» Problem requirements
Reproduce every entry exactly, without alteration.

[begin Provided information]

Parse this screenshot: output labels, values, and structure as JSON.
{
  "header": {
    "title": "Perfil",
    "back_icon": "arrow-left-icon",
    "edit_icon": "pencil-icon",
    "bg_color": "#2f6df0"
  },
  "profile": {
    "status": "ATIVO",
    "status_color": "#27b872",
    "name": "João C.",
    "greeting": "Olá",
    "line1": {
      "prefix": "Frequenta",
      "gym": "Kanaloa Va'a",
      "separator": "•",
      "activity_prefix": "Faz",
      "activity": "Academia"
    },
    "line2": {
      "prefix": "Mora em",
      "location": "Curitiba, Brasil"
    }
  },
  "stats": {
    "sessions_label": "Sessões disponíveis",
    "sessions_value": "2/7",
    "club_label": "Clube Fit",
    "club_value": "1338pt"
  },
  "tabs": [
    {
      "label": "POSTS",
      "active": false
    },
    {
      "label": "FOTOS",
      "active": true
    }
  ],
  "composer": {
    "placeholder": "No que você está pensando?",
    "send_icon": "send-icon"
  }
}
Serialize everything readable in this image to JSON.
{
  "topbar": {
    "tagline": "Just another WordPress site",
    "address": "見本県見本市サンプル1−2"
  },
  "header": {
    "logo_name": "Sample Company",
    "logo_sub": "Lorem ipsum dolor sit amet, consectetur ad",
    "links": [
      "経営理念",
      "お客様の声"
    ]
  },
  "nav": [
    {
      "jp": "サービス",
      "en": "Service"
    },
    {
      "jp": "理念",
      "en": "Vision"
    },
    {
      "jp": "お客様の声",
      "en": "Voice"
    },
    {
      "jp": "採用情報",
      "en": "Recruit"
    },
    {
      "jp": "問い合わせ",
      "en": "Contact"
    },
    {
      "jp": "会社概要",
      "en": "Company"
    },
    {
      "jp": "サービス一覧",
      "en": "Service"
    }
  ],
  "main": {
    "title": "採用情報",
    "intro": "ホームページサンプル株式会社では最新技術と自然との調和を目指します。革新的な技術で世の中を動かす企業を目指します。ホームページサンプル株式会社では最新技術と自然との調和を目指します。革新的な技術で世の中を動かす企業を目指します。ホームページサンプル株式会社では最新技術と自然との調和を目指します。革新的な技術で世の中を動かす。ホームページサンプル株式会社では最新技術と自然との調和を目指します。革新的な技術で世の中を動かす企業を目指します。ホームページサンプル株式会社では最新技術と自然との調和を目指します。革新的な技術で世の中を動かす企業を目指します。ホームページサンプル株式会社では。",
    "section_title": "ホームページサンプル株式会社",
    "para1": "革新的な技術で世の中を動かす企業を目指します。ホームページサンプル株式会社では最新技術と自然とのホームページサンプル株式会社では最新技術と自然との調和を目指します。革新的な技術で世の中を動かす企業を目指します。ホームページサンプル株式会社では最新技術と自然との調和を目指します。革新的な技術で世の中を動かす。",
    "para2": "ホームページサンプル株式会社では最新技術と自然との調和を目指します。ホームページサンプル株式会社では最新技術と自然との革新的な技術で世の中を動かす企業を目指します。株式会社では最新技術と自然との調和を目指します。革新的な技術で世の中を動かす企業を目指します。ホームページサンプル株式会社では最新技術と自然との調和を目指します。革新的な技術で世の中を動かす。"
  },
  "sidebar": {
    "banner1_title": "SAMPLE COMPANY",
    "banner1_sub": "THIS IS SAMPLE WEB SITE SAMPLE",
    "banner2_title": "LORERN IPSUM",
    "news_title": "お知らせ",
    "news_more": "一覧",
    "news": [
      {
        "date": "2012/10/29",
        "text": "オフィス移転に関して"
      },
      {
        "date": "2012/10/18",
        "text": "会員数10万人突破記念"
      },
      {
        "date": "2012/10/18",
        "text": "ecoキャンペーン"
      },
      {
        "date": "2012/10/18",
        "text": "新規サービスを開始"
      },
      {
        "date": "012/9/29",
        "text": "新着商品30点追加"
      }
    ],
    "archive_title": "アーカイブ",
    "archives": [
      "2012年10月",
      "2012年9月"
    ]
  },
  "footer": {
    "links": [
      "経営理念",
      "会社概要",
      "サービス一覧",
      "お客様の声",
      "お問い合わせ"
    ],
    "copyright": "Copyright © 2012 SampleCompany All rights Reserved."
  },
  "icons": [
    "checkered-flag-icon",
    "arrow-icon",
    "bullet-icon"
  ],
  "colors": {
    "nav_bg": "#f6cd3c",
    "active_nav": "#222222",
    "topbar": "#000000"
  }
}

[end Provided information]

» Solved problem
Parse this screenshot: output labels, values, and structure as JSON.
{
  "header": {
    "title": "Perfil",
    "back_icon": "arrow-left-icon",
    "edit_icon": "pencil-icon",
    "bg_color": "#2f6df0"
  },
  "profile": {
    "status": "ATIVO",
    "status_color": "#27b872",
    "name": "João C.",
    "greeting": "Olá",
    "line1": {
      "prefix": "Frequenta",
      "gym": "Kanaloa Va'a",
      "separator": "•",
      "activity_prefix": "Faz",
      "activity": "Academia"
    },
    "line2": {
      "prefix": "Mora em",
      "location": "Curitiba, Brasil"
    }
  },
  "stats": {
    "sessions_label": "Sessões disponíveis",
    "sessions_value": "2/7",
    "club_label": "Clube Fit",
    "club_value": "1338pt"
  },
  "tabs": [
    {
      "label": "POSTS",
      "active": false
    },
    {
      "label": "FOTOS",
      "active": true
    }
  ],
  "composer": {
    "placeholder": "No que você está pensando?",
    "send_icon": "send-icon"
  }
}
Serialize everything readable in this image to JSON.
{
  "topbar": {
    "tagline": "Just another WordPress site",
    "address": "見本県見本市サンプル1−2"
  },
  "header": {
    "logo_name": "Sample Company",
    "logo_sub": "Lorem ipsum dolor sit amet, consectetur ad",
    "links": [
      "経営理念",
      "お客様の声"
    ]
  },
  "nav": [
    {
      "jp": "サービス",
      "en": "Service"
    },
    {
      "jp": "理念",
      "en": "Vision"
    },
    {
      "jp": "お客様の声",
      "en": "Voice"
    },
    {
      "jp": "採用情報",
      "en": "Recruit"
    },
    {
      "jp": "問い合わせ",
      "en": "Contact"
    },
    {
      "jp": "会社概要",
      "en": "Company"
    },
    {
      "jp": "サービス一覧",
      "en": "Service"
    }
  ],
  "main": {
    "title": "採用情報",
    "intro": "ホームページサンプル株式会社では最新技術と自然との調和を目指します。革新的な技術で世の中を動かす企業を目指します。ホームページサンプル株式会社では最新技術と自然との調和を目指します。革新的な技術で世の中を動かす企業を目指します。ホームページサンプル株式会社では最新技術と自然との調和を目指します。革新的な技術で世の中を動かす。ホームページサンプル株式会社では最新技術と自然との調和を目指します。革新的な技術で世の中を動かす企業を目指します。ホームページサンプル株式会社では最新技術と自然との調和を目指します。革新的な技術で世の中を動かす企業を目指します。ホームページサンプル株式会社では。",
    "section_title": "ホームページサンプル株式会社",
    "para1": "革新的な技術で世の中を動かす企業を目指します。ホームページサンプル株式会社では最新技術と自然とのホームページサンプル株式会社では最新技術と自然との調和を目指します。革新的な技術で世の中を動かす企業を目指します。ホームページサンプル株式会社では最新技術と自然との調和を目指します。革新的な技術で世の中を動かす。",
    "para2": "ホームページサンプル株式会社では最新技術と自然との調和を目指します。ホームページサンプル株式会社では最新技術と自然との革新的な技術で世の中を動かす企業を目指します。株式会社では最新技術と自然との調和を目指します。革新的な技術で世の中を動かす企業を目指します。ホームページサンプル株式会社では最新技術と自然との調和を目指します。革新的な技術で世の中を動かす。"
  },
  "sidebar": {
    "banner1_title": "SAMPLE COMPANY",
    "banner1_sub": "THIS IS SAMPLE WEB SITE SAMPLE",
    "banner2_title": "LORERN IPSUM",
    "news_title": "お知らせ",
    "news_more": "一覧",
    "news": [
      {
        "date": "2012/10/29",
        "text": "オフィス移転に関して"
      },
      {
        "date": "2012/10/18",
        "text": "会員数10万人突破記念"
      },
      {
        "date": "2012/10/18",
        "text": "ecoキャンペーン"
      },
      {
        "date": "2012/10/18",
        "text": "新規サービスを開始"
      },
      {
        "date": "012/9/29",
        "text": "新着商品30点追加"
      }
    ],
    "archive_title": "アーカイブ",
    "archives": [
      "2012年10月",
      "2012年9月"
    ]
  },
  "footer": {
    "links": [
      "経営理念",
      "会社概要",
      "サービス一覧",
      "お客様の声",
      "お問い合わせ"
    ],
    "copyright": "Copyright © 2012 SampleCompany All rights Reserved."
  },
  "icons": [
    "checkered-flag-icon",
    "arrow-icon",
    "bullet-icon"
  ],
  "colors": {
    "nav_bg": "#f6cd3c",
    "active_nav": "#222222",
    "topbar": "#000000"
  }
}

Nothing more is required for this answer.